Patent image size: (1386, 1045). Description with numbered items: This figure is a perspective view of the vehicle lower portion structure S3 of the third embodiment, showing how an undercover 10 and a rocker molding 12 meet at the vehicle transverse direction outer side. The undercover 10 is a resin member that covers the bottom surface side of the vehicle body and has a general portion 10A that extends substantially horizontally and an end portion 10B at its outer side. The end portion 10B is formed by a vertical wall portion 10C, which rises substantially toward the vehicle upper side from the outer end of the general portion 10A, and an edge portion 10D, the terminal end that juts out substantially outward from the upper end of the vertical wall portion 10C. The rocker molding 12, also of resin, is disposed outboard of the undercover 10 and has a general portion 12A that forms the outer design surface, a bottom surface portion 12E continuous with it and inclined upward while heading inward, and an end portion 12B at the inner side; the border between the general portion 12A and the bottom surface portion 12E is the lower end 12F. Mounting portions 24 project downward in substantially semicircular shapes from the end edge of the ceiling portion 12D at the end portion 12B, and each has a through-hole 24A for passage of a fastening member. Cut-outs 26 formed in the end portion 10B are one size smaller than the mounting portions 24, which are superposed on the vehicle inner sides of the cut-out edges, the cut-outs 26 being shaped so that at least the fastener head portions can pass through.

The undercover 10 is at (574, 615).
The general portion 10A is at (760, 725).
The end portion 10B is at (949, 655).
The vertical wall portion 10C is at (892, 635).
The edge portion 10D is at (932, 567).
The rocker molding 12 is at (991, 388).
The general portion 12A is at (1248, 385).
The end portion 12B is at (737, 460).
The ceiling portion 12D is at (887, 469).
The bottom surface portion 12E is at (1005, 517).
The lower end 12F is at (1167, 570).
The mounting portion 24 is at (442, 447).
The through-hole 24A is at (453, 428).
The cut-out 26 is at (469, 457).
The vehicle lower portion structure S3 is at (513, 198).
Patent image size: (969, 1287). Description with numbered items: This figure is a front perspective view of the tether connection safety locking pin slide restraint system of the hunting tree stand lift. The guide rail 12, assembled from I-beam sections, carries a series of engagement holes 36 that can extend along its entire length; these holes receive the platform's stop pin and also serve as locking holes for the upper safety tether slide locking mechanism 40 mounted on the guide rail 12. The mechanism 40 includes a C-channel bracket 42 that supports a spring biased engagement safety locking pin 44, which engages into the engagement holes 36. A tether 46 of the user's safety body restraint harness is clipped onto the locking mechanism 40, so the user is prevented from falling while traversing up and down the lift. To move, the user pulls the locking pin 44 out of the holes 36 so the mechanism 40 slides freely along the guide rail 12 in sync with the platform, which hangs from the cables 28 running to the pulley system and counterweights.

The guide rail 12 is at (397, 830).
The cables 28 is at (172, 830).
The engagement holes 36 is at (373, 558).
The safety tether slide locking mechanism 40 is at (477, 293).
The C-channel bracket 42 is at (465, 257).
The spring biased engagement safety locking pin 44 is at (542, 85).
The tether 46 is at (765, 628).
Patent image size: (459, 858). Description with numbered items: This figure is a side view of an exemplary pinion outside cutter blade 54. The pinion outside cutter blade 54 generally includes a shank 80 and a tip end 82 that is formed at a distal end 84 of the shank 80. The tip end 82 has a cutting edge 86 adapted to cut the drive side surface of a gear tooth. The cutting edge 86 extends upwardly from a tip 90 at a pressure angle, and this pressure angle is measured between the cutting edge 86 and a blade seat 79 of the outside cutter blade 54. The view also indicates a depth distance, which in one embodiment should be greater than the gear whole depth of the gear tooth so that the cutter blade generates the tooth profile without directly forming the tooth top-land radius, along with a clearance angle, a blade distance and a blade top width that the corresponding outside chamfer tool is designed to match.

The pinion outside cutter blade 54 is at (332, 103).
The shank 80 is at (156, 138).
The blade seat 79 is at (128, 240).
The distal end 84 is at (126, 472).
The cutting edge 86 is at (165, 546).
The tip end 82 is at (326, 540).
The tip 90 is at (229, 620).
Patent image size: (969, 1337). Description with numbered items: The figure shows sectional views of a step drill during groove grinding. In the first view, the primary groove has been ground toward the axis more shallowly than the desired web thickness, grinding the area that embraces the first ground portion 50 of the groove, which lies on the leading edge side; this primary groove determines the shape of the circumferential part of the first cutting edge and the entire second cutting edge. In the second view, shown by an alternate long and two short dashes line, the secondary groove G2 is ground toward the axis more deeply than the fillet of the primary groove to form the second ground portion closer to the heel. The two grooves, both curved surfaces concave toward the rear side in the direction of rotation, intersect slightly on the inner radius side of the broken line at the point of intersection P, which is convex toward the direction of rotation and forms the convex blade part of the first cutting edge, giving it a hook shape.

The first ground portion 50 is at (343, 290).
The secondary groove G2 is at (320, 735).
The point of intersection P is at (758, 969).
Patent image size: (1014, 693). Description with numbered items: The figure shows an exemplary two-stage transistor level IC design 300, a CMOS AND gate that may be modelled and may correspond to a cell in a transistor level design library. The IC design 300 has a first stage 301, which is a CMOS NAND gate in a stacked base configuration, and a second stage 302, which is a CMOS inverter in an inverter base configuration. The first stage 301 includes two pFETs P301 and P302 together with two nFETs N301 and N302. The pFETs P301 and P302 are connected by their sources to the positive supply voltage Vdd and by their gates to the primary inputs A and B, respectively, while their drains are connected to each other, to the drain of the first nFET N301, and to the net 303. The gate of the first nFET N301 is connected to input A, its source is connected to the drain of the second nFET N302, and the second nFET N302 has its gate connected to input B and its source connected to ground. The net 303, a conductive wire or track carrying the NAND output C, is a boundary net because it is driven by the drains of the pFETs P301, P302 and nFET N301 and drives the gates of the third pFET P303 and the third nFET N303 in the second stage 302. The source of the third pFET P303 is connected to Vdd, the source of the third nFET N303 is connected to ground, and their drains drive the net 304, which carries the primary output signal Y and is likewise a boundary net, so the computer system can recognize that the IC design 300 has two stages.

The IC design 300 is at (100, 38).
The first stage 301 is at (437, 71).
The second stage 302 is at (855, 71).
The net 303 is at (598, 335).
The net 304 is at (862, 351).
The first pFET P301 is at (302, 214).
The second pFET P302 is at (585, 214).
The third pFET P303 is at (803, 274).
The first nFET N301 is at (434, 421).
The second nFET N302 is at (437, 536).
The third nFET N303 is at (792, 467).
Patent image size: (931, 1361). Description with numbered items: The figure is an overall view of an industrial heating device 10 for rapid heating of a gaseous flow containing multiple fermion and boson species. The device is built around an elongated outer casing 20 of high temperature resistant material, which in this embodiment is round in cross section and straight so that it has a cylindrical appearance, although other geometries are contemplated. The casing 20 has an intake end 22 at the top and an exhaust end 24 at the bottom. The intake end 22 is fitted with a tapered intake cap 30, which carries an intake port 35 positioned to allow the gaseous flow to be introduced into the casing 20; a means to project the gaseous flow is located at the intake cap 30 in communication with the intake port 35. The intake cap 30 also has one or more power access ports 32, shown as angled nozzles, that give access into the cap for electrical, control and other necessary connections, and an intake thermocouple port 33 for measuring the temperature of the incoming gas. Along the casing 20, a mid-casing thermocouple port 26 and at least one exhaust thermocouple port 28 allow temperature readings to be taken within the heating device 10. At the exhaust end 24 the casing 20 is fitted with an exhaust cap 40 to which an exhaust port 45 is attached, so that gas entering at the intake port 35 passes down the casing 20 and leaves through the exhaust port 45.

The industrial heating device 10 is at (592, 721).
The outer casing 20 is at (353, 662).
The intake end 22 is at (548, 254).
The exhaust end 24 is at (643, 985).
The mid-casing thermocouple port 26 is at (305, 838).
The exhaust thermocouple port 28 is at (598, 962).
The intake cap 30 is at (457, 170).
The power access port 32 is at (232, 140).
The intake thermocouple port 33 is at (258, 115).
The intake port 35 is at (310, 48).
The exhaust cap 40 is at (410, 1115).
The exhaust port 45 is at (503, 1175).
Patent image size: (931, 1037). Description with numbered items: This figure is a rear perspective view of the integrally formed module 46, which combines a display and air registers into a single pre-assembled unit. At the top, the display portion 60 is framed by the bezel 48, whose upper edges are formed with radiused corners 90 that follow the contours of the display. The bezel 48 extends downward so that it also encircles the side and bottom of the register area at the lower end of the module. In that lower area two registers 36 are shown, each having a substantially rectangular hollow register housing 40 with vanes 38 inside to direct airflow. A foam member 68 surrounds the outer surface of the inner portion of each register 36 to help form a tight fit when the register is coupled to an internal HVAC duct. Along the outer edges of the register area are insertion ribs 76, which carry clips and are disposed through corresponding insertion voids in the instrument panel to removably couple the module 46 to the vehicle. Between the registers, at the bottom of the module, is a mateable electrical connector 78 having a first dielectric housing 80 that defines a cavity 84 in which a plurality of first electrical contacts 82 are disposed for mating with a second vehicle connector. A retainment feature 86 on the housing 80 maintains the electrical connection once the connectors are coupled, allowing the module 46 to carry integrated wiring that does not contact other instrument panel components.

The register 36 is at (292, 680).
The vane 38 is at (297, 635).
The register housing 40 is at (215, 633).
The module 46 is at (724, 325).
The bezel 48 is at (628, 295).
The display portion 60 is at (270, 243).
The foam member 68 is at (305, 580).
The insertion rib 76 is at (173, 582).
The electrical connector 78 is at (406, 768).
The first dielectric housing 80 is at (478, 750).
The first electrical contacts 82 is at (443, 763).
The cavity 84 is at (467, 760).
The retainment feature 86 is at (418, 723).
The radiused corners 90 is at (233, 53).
+ + + + +
* Exercise goal
Copy out word for word everything from the start of the rows through the line that contains "The general portion 10A is at (760, 725).", including that line.

* Exercise response
Patent image size: (1386, 1045). Description with numbered items: This figure is a perspective view of the vehicle lower portion structure S3 of the third embodiment, showing how an undercover 10 and a rocker molding 12 meet at the vehicle transverse direction outer side. The undercover 10 is a resin member that covers the bottom surface side of the vehicle body and has a general portion 10A that extends substantially horizontally and an end portion 10B at its outer side. The end portion 10B is formed by a vertical wall portion 10C, which rises substantially toward the vehicle upper side from the outer end of the general portion 10A, and an edge portion 10D, the terminal end that juts out substantially outward from the upper end of the vertical wall portion 10C. The rocker molding 12, also of resin, is disposed outboard of the undercover 10 and has a general portion 12A that forms the outer design surface, a bottom surface portion 12E continuous with it and inclined upward while heading inward, and an end portion 12B at the inner side; the border between the general portion 12A and the bottom surface portion 12E is the lower end 12F. Mounting portions 24 project downward in substantially semicircular shapes from the end edge of the ceiling portion 12D at the end portion 12B, and each has a through-hole 24A for passage of a fastening member. Cut-outs 26 formed in the end portion 10B are one size smaller than the mounting portions 24, which are superposed on the vehicle inner sides of the cut-out edges, the cut-outs 26 being shaped so that at least the fastener head portions can pass through.

The undercover 10 is at (574, 615).
The general portion 10A is at (760, 725).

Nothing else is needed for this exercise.